**SET PROBLEM:**
Go through the data below. Pull out every line that has the word "việc".

**DATA TO PROCESS:**
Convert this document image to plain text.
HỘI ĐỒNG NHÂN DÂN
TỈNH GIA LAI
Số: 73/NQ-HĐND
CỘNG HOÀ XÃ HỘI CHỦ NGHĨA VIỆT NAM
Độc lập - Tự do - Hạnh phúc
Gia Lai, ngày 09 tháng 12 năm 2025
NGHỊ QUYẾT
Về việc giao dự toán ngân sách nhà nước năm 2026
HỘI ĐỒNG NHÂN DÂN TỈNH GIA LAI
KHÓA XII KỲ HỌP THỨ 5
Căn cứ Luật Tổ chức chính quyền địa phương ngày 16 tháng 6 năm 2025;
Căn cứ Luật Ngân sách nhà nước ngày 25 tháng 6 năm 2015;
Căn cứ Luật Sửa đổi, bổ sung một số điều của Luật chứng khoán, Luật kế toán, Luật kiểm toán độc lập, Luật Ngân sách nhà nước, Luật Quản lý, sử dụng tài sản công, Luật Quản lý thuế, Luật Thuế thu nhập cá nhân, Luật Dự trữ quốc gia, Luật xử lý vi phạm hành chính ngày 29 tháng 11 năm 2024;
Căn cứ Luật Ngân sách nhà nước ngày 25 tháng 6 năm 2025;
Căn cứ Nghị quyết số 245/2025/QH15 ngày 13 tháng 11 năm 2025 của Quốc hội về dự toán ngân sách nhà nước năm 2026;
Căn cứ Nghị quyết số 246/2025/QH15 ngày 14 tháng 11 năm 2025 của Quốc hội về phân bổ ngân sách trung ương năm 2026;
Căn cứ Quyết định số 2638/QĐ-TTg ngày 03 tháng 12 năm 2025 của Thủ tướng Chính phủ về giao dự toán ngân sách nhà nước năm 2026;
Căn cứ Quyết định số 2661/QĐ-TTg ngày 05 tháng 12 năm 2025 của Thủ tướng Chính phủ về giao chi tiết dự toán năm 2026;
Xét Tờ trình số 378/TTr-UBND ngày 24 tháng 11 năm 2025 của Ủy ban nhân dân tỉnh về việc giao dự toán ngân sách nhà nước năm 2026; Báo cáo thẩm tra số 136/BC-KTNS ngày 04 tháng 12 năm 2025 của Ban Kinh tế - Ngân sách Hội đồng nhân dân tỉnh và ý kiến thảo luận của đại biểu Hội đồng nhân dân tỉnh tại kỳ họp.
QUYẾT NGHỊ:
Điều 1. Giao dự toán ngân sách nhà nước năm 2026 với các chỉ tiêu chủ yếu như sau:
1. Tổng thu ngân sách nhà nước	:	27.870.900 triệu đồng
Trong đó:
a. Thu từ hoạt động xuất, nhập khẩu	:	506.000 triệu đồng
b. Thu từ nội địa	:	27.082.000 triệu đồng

**RESULT BELOW:**
Về việc giao dự toán ngân sách nhà nước năm 2026
Xét Tờ trình số 378/TTr-UBND ngày 24 tháng 11 năm 2025 của Ủy ban nhân dân tỉnh về việc giao dự toán ngân sách nhà nước năm 2026; Báo cáo thẩm tra số 136/BC-KTNS ngày 04 tháng 12 năm 2025 của Ban Kinh tế - Ngân sách Hội đồng nhân dân tỉnh và ý kiến thảo luận của đại biểu Hội đồng nhân dân tỉnh tại kỳ họp.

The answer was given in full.